§ STATED TASK
Read the data and repeat all of it exactly.

§ RECORD EXTRACTS
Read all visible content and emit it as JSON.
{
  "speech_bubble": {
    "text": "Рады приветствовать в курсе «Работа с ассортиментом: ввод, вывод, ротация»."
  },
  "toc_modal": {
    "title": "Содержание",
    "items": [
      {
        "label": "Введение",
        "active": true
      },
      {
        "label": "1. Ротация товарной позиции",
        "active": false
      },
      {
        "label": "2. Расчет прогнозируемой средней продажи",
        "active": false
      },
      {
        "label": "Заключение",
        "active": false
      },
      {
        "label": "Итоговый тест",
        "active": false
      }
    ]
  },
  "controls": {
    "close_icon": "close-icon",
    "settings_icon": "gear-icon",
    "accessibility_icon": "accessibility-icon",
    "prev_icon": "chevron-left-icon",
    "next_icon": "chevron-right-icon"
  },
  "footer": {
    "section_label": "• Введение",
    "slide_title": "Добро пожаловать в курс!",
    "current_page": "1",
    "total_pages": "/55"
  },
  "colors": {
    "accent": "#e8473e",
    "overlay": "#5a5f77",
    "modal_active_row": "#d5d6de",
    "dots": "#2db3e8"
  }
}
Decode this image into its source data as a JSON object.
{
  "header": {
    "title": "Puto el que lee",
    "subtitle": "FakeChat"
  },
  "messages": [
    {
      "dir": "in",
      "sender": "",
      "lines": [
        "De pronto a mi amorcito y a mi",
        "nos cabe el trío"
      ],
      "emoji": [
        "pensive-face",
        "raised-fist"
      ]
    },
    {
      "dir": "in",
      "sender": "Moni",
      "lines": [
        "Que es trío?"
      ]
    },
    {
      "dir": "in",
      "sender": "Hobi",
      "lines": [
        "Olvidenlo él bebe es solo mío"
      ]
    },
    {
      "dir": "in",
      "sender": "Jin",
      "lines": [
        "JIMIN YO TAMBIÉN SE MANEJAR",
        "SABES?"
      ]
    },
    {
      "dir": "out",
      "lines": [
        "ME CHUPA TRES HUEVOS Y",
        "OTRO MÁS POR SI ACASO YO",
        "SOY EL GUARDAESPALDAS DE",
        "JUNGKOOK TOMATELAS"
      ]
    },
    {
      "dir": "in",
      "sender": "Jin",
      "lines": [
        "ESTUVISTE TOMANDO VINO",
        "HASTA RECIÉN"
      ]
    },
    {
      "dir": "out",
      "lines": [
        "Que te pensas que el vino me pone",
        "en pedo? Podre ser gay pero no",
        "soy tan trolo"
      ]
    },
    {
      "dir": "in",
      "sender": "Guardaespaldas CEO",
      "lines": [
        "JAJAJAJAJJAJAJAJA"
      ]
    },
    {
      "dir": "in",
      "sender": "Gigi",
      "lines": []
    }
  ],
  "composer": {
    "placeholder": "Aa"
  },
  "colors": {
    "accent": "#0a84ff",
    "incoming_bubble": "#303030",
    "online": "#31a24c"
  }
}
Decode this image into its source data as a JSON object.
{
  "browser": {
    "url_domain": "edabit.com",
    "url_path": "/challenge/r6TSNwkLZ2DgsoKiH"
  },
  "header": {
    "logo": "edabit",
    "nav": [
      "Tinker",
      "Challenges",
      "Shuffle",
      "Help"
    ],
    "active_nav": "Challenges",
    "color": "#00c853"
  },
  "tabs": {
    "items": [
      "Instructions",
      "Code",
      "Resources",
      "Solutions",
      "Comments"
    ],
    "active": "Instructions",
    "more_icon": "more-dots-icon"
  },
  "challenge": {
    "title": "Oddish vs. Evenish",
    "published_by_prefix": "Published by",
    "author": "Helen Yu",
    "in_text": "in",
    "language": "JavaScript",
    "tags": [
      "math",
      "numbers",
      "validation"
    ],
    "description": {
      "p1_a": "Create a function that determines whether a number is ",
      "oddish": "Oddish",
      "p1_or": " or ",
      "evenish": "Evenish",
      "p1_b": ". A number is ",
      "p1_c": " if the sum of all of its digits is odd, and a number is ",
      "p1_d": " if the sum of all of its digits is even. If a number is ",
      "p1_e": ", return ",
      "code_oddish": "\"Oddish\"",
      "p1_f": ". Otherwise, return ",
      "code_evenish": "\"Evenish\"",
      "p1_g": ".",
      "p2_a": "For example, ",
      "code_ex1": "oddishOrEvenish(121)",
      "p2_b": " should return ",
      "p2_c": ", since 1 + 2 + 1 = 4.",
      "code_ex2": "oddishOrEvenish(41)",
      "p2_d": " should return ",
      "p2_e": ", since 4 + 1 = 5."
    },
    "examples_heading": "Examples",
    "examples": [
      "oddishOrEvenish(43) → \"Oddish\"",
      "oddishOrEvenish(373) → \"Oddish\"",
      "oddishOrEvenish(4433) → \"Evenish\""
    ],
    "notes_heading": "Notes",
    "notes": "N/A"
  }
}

§ ANSWER TO THIS PROBLEM
Read all visible content and emit it as JSON.
{
  "speech_bubble": {
    "text": "Рады приветствовать в курсе «Работа с ассортиментом: ввод, вывод, ротация»."
  },
  "toc_modal": {
    "title": "Содержание",
    "items": [
      {
        "label": "Введение",
        "active": true
      },
      {
        "label": "1. Ротация товарной позиции",
        "active": false
      },
      {
        "label": "2. Расчет прогнозируемой средней продажи",
        "active": false
      },
      {
        "label": "Заключение",
        "active": false
      },
      {
        "label": "Итоговый тест",
        "active": false
      }
    ]
  },
  "controls": {
    "close_icon": "close-icon",
    "settings_icon": "gear-icon",
    "accessibility_icon": "accessibility-icon",
    "prev_icon": "chevron-left-icon",
    "next_icon": "chevron-right-icon"
  },
  "footer": {
    "section_label": "• Введение",
    "slide_title": "Добро пожаловать в курс!",
    "current_page": "1",
    "total_pages": "/55"
  },
  "colors": {
    "accent": "#e8473e",
    "overlay": "#5a5f77",
    "modal_active_row": "#d5d6de",
    "dots": "#2db3e8"
  }
}
Decode this image into its source data as a JSON object.
{
  "header": {
    "title": "Puto el que lee",
    "subtitle": "FakeChat"
  },
  "messages": [
    {
      "dir": "in",
      "sender": "",
      "lines": [
        "De pronto a mi amorcito y a mi",
        "nos cabe el trío"
      ],
      "emoji": [
        "pensive-face",
        "raised-fist"
      ]
    },
    {
      "dir": "in",
      "sender": "Moni",
      "lines": [
        "Que es trío?"
      ]
    },
    {
      "dir": "in",
      "sender": "Hobi",
      "lines": [
        "Olvidenlo él bebe es solo mío"
      ]
    },
    {
      "dir": "in",
      "sender": "Jin",
      "lines": [
        "JIMIN YO TAMBIÉN SE MANEJAR",
        "SABES?"
      ]
    },
    {
      "dir": "out",
      "lines": [
        "ME CHUPA TRES HUEVOS Y",
        "OTRO MÁS POR SI ACASO YO",
        "SOY EL GUARDAESPALDAS DE",
        "JUNGKOOK TOMATELAS"
      ]
    },
    {
      "dir": "in",
      "sender": "Jin",
      "lines": [
        "ESTUVISTE TOMANDO VINO",
        "HASTA RECIÉN"
      ]
    },
    {
      "dir": "out",
      "lines": [
        "Que te pensas que el vino me pone",
        "en pedo? Podre ser gay pero no",
        "soy tan trolo"
      ]
    },
    {
      "dir": "in",
      "sender": "Guardaespaldas CEO",
      "lines": [
        "JAJAJAJAJJAJAJAJA"
      ]
    },
    {
      "dir": "in",
      "sender": "Gigi",
      "lines": []
    }
  ],
  "composer": {
    "placeholder": "Aa"
  },
  "colors": {
    "accent": "#0a84ff",
    "incoming_bubble": "#303030",
    "online": "#31a24c"
  }
}
Decode this image into its source data as a JSON object.
{
  "browser": {
    "url_domain": "edabit.com",
    "url_path": "/challenge/r6TSNwkLZ2DgsoKiH"
  },
  "header": {
    "logo": "edabit",
    "nav": [
      "Tinker",
      "Challenges",
      "Shuffle",
      "Help"
    ],
    "active_nav": "Challenges",
    "color": "#00c853"
  },
  "tabs": {
    "items": [
      "Instructions",
      "Code",
      "Resources",
      "Solutions",
      "Comments"
    ],
    "active": "Instructions",
    "more_icon": "more-dots-icon"
  },
  "challenge": {
    "title": "Oddish vs. Evenish",
    "published_by_prefix": "Published by",
    "author": "Helen Yu",
    "in_text": "in",
    "language": "JavaScript",
    "tags": [
      "math",
      "numbers",
      "validation"
    ],
    "description": {
      "p1_a": "Create a function that determines whether a number is ",
      "oddish": "Oddish",
      "p1_or": " or ",
      "evenish": "Evenish",
      "p1_b": ". A number is ",
      "p1_c": " if the sum of all of its digits is odd, and a number is ",
      "p1_d": " if the sum of all of its digits is even. If a number is ",
      "p1_e": ", return ",
      "code_oddish": "\"Oddish\"",
      "p1_f": ". Otherwise, return ",
      "code_evenish": "\"Evenish\"",
      "p1_g": ".",
      "p2_a": "For example, ",
      "code_ex1": "oddishOrEvenish(121)",
      "p2_b": " should return ",
      "p2_c": ", since 1 + 2 + 1 = 4.",
      "code_ex2": "oddishOrEvenish(41)",
      "p2_d": " should return ",
      "p2_e": ", since 4 + 1 = 5."
    },
    "examples_heading": "Examples",
    "examples": [
      "oddishOrEvenish(43) → \"Oddish\"",
      "oddishOrEvenish(373) → \"Oddish\"",
      "oddishOrEvenish(4433) → \"Evenish\""
    ],
    "notes_heading": "Notes",
    "notes": "N/A"
  }
}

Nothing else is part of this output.